**INSTRUCTION**
Rewrite the data below so that every "Patent image size" becomes "Figure dimensions", and keep everything else unchanged.

[Items taken from a data source]
= = =

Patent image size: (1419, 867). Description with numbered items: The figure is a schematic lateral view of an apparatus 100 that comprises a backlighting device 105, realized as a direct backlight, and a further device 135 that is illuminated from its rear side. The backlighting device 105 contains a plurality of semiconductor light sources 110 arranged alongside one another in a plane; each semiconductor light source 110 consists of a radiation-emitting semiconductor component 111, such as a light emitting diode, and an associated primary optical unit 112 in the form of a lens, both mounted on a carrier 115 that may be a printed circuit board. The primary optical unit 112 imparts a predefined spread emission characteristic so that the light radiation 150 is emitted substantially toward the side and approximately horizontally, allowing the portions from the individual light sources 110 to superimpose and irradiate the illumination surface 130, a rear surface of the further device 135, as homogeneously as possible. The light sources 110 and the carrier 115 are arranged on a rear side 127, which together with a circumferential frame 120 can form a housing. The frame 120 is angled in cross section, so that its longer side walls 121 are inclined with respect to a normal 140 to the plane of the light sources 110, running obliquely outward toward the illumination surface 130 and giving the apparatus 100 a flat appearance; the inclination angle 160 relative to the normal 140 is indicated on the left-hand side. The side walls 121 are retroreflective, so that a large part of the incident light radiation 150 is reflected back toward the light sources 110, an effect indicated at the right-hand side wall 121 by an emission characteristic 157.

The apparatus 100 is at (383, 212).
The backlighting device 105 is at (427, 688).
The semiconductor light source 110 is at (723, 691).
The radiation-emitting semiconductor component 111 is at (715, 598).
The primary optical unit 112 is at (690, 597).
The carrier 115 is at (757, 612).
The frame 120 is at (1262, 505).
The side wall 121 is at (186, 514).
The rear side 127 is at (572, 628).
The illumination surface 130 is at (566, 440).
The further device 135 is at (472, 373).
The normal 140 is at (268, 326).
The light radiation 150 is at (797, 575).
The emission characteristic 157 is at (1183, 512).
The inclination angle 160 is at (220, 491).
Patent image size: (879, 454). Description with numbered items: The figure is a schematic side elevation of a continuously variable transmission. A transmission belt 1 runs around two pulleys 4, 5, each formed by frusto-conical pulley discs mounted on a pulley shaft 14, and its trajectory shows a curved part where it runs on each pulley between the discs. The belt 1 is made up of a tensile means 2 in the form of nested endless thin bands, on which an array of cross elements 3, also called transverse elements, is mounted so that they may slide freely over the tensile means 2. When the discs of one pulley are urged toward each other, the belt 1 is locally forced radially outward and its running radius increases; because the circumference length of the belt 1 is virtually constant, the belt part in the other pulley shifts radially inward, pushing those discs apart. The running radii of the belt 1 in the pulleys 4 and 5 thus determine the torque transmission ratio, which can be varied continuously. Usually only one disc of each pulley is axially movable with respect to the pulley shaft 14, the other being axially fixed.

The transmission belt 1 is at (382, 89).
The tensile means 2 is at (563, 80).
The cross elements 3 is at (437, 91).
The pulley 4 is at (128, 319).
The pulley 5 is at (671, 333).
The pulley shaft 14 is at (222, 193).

= = =

**WRITTEN RESPONSE**
Figure dimensions: (1419, 867). Description with numbered items: The figure is a schematic lateral view of an apparatus 100 that comprises a backlighting device 105, realized as a direct backlight, and a further device 135 that is illuminated from its rear side. The backlighting device 105 contains a plurality of semiconductor light sources 110 arranged alongside one another in a plane; each semiconductor light source 110 consists of a radiation-emitting semiconductor component 111, such as a light emitting diode, and an associated primary optical unit 112 in the form of a lens, both mounted on a carrier 115 that may be a printed circuit board. The primary optical unit 112 imparts a predefined spread emission characteristic so that the light radiation 150 is emitted substantially toward the side and approximately horizontally, allowing the portions from the individual light sources 110 to superimpose and irradiate the illumination surface 130, a rear surface of the further device 135, as homogeneously as possible. The light sources 110 and the carrier 115 are arranged on a rear side 127, which together with a circumferential frame 120 can form a housing. The frame 120 is angled in cross section, so that its longer side walls 121 are inclined with respect to a normal 140 to the plane of the light sources 110, running obliquely outward toward the illumination surface 130 and giving the apparatus 100 a flat appearance; the inclination angle 160 relative to the normal 140 is indicated on the left-hand side. The side walls 121 are retroreflective, so that a large part of the incident light radiation 150 is reflected back toward the light sources 110, an effect indicated at the right-hand side wall 121 by an emission characteristic 157.

The apparatus 100 is at (383, 212).
The backlighting device 105 is at (427, 688).
The semiconductor light source 110 is at (723, 691).
The radiation-emitting semiconductor component 111 is at (715, 598).
The primary optical unit 112 is at (690, 597).
The carrier 115 is at (757, 612).
The frame 120 is at (1262, 505).
The side wall 121 is at (186, 514).
The rear side 127 is at (572, 628).
The illumination surface 130 is at (566, 440).
The further device 135 is at (472, 373).
The normal 140 is at (268, 326).
The light radiation 150 is at (797, 575).
The emission characteristic 157 is at (1183, 512).
The inclination angle 160 is at (220, 491).
Figure dimensions: (879, 454). Description with numbered items: The figure is a schematic side elevation of a continuously variable transmission. A transmission belt 1 runs around two pulleys 4, 5, each formed by frusto-conical pulley discs mounted on a pulley shaft 14, and its trajectory shows a curved part where it runs on each pulley between the discs. The belt 1 is made up of a tensile means 2 in the form of nested endless thin bands, on which an array of cross elements 3, also called transverse elements, is mounted so that they may slide freely over the tensile means 2. When the discs of one pulley are urged toward each other, the belt 1 is locally forced radially outward and its running radius increases; because the circumference length of the belt 1 is virtually constant, the belt part in the other pulley shifts radially inward, pushing those discs apart. The running radii of the belt 1 in the pulleys 4 and 5 thus determine the torque transmission ratio, which can be varied continuously. Usually only one disc of each pulley is axially movable with respect to the pulley shaft 14, the other being axially fixed.

The transmission belt 1 is at (382, 89).
The tensile means 2 is at (563, 80).
The cross elements 3 is at (437, 91).
The pulley 4 is at (128, 319).
The pulley 5 is at (671, 333).
The pulley shaft 14 is at (222, 193).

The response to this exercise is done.